* Challenge
Each line containing the word "title" should be found and copied.

* Given data
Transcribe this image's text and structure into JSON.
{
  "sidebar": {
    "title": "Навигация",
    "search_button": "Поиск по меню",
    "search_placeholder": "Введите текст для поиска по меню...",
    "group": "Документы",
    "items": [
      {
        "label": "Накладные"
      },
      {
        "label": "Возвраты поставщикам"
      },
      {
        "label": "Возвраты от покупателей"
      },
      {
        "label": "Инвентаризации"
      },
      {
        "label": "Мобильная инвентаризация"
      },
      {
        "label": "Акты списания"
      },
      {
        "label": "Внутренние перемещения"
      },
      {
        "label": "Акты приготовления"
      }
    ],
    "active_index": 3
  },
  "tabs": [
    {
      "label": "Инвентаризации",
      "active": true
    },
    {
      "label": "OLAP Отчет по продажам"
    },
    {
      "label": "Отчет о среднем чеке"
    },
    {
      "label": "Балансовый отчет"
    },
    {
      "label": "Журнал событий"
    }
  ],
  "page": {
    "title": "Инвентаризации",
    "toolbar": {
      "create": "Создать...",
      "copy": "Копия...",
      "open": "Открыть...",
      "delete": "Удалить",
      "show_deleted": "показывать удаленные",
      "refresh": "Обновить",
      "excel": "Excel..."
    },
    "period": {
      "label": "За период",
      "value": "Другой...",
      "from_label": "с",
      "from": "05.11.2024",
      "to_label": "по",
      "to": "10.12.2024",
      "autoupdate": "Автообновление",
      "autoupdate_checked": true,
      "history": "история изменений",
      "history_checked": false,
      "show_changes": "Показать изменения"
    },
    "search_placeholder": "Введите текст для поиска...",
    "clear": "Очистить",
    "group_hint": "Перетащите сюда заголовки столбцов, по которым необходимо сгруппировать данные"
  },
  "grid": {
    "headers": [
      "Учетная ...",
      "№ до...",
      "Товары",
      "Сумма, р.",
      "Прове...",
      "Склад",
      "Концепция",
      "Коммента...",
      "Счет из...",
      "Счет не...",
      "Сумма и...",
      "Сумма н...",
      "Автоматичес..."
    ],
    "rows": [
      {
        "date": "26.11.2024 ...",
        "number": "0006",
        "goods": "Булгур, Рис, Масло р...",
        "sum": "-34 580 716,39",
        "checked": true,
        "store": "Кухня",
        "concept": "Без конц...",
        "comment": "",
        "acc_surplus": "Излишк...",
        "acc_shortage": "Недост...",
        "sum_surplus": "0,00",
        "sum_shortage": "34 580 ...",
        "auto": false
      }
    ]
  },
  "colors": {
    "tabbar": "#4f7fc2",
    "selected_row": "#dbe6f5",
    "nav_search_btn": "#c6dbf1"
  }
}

* Result below
    "title": "Навигация",
    "title": "Инвентаризации",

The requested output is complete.